* GIVEN REQUEST *
Look through the lines below and extract each one that contains "xlabel".

* DATA PROVIDED *
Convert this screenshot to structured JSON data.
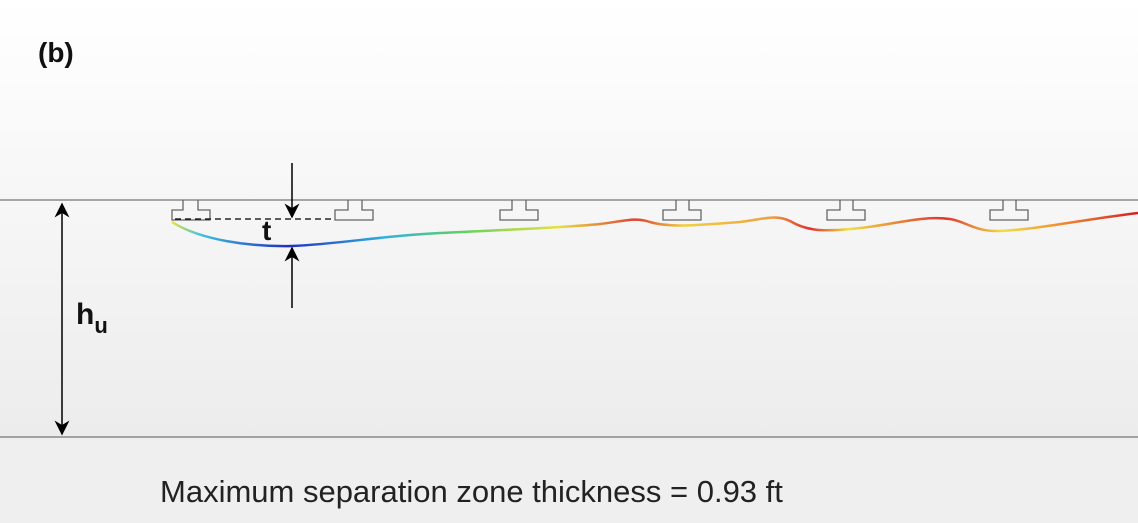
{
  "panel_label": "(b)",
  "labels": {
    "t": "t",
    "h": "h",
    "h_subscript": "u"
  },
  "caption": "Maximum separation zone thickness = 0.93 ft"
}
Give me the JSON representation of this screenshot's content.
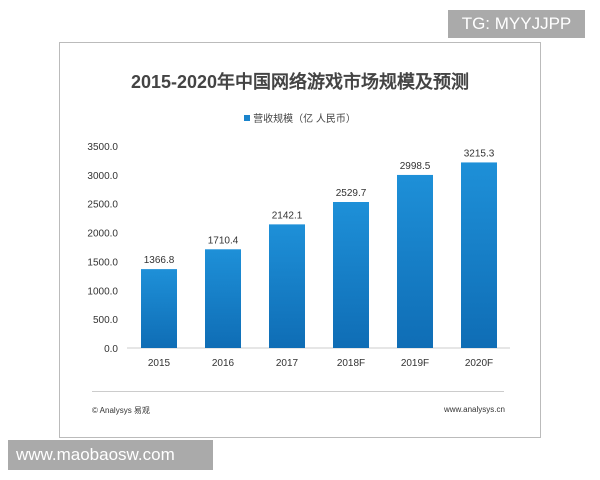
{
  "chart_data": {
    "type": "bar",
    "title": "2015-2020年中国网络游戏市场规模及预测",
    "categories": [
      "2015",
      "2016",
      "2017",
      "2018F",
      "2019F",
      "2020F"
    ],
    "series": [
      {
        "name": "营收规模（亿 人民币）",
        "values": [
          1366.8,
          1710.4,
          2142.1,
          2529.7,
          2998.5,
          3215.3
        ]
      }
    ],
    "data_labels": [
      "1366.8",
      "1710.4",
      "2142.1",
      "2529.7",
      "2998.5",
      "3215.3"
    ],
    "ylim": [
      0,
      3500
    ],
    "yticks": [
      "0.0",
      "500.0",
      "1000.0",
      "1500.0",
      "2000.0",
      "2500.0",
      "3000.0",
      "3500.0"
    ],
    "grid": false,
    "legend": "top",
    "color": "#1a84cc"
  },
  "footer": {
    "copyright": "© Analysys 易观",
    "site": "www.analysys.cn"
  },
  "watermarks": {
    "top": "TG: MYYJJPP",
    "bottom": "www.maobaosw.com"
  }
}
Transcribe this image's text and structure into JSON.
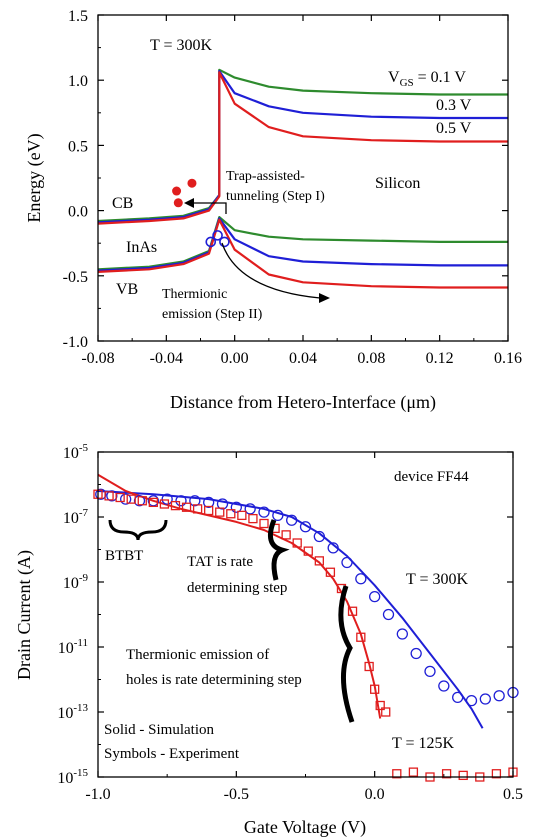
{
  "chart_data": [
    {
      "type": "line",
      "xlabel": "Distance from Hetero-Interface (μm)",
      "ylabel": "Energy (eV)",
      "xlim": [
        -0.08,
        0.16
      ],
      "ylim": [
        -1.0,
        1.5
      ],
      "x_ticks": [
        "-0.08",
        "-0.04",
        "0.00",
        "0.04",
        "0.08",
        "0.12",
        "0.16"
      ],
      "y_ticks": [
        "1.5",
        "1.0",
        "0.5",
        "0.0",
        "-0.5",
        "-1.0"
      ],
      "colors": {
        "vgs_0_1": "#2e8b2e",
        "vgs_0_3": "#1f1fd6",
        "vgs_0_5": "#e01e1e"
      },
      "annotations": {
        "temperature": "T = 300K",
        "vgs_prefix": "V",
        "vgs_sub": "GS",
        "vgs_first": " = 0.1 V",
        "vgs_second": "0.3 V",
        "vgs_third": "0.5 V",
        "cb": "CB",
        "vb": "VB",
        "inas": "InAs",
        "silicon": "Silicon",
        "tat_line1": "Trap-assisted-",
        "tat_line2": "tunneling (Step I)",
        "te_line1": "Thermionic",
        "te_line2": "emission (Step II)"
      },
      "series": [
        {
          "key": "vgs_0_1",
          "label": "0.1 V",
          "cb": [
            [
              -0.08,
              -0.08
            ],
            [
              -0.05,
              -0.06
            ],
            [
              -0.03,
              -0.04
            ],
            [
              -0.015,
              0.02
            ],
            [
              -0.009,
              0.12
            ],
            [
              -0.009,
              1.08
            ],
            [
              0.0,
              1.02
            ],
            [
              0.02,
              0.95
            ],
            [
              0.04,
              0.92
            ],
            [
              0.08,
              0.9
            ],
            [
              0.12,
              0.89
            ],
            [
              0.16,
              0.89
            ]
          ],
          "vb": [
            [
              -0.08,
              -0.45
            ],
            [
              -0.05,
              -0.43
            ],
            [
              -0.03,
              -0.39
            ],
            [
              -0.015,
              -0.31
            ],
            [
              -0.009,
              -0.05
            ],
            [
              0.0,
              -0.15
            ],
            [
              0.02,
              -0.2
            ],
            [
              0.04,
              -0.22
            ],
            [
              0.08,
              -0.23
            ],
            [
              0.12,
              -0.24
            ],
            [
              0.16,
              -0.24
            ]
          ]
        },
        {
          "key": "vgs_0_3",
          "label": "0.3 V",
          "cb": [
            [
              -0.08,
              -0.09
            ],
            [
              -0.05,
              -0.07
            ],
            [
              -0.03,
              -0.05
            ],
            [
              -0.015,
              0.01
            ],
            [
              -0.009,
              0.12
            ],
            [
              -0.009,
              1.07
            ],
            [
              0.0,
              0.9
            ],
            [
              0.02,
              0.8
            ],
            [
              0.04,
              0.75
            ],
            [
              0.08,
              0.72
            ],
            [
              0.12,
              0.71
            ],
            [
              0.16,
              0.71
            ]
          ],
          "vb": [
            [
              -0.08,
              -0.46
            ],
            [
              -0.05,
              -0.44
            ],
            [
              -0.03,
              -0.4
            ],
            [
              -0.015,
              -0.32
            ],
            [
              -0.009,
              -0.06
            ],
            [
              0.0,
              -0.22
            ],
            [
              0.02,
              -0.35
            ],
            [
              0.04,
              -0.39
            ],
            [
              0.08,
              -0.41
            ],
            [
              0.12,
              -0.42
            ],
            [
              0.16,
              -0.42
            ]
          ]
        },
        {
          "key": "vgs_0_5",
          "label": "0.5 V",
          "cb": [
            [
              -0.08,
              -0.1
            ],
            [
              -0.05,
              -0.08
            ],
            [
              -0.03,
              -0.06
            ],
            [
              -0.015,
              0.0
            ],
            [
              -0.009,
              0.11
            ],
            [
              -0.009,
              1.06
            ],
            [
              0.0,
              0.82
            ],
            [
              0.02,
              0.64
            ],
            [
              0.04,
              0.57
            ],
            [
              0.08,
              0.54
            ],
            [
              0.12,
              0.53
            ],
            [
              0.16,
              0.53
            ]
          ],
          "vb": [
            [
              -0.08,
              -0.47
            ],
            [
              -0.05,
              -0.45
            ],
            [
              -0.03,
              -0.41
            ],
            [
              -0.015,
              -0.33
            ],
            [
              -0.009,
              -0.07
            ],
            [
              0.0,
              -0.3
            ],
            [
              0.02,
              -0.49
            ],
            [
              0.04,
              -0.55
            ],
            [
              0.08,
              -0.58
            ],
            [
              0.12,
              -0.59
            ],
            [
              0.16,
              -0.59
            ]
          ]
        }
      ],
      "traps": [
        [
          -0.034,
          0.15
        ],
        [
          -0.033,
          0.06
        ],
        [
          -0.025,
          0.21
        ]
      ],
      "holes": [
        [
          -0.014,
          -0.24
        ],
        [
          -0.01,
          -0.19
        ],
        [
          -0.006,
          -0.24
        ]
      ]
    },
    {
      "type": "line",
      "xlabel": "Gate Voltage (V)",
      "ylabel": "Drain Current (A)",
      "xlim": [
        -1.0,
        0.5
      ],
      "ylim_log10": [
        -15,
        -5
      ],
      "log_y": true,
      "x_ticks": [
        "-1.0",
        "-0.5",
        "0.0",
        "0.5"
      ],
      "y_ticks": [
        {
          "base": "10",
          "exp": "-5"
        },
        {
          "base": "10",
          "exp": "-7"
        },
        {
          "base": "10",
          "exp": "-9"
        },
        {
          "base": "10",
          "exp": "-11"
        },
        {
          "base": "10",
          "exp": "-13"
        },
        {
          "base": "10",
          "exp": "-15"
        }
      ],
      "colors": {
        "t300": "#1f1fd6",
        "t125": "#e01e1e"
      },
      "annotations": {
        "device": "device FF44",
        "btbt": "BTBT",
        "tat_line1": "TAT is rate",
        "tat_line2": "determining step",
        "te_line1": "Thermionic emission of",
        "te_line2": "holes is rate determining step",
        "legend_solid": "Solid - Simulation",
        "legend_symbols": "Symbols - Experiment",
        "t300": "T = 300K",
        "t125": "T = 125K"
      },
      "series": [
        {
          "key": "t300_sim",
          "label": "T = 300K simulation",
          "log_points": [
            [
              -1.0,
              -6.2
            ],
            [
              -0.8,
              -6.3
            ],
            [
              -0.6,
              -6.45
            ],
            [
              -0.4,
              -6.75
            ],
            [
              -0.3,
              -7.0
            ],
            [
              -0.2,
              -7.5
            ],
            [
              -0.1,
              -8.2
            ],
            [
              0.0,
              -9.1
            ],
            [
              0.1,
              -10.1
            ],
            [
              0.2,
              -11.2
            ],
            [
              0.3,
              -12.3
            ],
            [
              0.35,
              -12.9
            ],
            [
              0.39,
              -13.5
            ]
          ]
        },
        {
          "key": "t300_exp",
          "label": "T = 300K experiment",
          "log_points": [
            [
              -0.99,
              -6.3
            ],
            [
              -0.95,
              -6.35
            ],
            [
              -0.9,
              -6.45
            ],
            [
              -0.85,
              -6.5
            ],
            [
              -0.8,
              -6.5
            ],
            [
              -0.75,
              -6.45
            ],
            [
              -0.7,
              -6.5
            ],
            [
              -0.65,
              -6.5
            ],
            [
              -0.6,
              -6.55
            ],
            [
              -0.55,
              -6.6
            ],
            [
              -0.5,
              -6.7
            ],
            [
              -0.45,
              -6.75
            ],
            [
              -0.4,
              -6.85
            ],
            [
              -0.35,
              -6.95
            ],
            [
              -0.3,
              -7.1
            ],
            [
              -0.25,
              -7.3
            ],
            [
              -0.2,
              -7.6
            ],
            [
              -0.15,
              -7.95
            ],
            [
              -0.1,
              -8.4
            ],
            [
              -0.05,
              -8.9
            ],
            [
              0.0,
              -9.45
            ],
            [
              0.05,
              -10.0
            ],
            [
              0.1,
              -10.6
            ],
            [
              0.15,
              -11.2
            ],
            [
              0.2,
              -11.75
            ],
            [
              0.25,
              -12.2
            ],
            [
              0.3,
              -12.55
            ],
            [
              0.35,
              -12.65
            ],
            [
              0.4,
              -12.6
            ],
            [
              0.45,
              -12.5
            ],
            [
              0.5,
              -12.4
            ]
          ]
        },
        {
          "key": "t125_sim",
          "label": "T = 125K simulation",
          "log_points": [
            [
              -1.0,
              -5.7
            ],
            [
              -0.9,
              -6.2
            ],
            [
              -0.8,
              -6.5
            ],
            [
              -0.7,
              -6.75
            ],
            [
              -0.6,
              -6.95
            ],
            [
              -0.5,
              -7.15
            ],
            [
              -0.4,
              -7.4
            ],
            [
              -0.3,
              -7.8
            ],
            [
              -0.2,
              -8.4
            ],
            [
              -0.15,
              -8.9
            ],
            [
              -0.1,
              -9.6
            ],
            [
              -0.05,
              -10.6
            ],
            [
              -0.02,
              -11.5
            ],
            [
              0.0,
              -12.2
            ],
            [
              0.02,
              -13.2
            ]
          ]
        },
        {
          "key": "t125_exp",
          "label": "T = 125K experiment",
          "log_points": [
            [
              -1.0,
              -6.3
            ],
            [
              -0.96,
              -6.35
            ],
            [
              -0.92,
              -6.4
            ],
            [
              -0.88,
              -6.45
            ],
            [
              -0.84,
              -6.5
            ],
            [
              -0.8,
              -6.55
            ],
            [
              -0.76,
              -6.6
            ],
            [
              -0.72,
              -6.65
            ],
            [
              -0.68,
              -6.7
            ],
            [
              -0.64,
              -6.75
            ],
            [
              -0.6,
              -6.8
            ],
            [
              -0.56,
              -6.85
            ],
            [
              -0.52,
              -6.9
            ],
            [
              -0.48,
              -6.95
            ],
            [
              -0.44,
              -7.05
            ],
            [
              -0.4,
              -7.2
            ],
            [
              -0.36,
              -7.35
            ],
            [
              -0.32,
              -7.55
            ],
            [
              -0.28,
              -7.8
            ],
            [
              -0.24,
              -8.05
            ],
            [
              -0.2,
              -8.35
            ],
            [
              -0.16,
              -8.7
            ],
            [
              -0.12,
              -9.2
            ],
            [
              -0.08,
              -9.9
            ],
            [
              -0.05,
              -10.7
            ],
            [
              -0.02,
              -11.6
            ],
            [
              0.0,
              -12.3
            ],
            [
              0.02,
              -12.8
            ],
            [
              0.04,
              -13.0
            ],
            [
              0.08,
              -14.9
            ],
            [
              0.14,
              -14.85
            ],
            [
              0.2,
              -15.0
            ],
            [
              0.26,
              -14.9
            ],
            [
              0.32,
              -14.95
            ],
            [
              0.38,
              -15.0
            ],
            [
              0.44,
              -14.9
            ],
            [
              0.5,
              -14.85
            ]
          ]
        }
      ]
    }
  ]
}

* WORKED SOLUTION *
      "xlabel": "Distance from Hetero-Interface (μm)",
      "xlabel": "Gate Voltage (V)",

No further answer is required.